### Direction
Looking at the data below, count the lines that contain the string "family". Write only the total.

### Extracted records
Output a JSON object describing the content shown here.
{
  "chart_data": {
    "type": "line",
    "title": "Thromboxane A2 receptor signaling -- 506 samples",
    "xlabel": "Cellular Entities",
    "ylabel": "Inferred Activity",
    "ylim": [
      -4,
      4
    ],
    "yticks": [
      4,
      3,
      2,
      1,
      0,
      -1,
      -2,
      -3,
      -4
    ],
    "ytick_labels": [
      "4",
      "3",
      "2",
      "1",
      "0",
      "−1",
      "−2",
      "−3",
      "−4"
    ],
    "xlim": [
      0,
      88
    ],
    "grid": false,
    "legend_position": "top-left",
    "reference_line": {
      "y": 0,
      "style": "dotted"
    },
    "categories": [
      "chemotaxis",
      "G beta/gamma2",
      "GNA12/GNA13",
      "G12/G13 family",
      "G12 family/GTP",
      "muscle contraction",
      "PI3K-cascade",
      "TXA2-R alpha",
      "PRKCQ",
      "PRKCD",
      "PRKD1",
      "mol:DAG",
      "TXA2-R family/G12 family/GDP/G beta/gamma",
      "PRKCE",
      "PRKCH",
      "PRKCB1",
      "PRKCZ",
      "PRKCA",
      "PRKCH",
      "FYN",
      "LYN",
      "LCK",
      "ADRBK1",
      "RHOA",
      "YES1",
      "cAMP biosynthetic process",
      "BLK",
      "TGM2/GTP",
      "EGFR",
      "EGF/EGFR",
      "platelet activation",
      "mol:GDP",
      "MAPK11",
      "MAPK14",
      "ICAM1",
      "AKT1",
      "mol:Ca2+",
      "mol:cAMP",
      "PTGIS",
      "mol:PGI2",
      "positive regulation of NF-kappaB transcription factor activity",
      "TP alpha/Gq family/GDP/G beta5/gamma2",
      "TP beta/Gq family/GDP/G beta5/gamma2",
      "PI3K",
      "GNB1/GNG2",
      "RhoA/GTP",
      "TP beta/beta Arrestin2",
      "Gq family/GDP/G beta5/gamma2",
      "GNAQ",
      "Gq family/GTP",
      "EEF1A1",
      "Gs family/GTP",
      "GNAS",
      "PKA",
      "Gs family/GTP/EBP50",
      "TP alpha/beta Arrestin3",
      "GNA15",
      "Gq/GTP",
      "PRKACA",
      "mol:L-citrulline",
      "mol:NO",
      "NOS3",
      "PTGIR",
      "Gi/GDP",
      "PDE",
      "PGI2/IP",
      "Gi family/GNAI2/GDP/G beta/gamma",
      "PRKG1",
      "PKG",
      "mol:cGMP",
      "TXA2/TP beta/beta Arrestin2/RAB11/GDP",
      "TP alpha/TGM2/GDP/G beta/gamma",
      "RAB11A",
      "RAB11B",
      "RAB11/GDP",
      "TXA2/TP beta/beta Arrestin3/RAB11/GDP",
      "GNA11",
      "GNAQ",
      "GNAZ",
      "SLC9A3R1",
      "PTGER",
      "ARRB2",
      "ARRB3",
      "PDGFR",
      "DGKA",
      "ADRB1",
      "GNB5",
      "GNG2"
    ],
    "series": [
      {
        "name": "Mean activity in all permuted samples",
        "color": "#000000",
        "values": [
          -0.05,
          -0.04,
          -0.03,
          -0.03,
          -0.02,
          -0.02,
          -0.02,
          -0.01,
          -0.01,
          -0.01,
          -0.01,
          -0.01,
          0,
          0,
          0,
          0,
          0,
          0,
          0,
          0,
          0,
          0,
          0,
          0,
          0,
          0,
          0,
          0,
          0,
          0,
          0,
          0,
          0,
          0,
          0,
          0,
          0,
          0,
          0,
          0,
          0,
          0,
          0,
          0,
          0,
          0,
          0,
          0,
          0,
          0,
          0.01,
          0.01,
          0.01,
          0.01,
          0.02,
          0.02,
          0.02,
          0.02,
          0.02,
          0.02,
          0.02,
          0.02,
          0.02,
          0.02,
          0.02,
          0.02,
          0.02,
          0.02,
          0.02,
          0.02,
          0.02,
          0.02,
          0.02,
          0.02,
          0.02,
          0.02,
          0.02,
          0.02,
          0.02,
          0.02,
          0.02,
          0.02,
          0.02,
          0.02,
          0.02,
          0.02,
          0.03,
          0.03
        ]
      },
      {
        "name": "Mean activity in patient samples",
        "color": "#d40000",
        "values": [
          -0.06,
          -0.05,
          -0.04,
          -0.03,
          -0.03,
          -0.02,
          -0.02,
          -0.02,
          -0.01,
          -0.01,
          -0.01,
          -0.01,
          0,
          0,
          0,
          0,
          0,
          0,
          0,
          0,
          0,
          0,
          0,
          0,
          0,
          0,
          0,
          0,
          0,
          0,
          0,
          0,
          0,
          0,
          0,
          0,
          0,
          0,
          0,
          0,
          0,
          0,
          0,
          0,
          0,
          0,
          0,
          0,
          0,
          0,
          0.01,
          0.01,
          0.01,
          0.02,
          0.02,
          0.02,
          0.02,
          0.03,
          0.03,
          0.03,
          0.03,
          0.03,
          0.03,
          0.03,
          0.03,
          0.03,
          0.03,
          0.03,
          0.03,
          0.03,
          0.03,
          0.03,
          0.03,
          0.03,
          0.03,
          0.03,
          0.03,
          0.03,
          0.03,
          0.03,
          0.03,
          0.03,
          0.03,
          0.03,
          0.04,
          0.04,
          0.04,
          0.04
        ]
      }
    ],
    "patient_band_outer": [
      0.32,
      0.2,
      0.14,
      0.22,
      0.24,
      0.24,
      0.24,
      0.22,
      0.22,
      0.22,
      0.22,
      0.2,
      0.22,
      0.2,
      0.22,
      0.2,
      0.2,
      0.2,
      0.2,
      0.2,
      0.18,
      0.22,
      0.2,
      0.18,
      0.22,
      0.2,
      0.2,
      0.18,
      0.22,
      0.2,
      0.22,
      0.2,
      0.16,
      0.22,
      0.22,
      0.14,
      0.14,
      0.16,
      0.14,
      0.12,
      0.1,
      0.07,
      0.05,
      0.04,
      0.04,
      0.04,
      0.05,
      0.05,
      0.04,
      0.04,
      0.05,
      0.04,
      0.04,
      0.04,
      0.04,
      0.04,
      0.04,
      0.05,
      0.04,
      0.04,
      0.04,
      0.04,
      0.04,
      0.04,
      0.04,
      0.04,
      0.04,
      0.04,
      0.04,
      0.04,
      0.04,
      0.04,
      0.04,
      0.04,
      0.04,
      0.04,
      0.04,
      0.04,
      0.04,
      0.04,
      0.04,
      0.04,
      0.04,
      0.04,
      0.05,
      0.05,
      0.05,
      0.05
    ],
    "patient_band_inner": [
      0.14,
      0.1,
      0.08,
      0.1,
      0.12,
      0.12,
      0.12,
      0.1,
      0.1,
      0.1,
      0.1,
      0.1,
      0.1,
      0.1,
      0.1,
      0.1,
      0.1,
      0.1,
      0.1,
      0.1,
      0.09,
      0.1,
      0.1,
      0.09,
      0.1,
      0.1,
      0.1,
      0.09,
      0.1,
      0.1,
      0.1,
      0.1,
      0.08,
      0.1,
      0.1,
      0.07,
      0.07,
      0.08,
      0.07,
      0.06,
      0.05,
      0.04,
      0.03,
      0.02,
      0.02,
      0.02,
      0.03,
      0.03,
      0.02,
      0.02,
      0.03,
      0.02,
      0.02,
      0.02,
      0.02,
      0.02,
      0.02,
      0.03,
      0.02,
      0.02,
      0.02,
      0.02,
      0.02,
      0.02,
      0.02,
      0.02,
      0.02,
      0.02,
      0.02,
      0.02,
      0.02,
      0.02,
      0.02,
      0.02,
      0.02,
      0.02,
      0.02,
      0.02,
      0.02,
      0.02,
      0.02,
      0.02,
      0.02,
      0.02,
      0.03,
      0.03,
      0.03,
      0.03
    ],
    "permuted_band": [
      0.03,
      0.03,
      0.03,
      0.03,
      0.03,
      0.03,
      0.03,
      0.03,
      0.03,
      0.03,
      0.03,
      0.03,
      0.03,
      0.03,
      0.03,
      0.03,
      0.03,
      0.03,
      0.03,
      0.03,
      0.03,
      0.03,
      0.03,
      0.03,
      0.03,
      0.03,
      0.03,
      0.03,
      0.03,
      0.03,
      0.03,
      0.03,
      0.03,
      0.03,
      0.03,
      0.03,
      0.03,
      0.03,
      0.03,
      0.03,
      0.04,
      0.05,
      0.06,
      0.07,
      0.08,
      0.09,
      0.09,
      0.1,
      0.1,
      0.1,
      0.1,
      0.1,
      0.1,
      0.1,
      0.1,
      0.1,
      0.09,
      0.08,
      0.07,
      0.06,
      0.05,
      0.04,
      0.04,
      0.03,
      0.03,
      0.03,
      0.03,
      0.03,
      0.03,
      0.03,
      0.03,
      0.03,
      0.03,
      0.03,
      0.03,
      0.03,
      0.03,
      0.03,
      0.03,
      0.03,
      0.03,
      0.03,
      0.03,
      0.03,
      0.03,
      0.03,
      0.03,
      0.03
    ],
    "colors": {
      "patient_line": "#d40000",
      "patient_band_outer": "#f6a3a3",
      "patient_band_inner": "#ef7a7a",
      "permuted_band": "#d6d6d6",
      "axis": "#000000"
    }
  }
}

### Answer for the task
10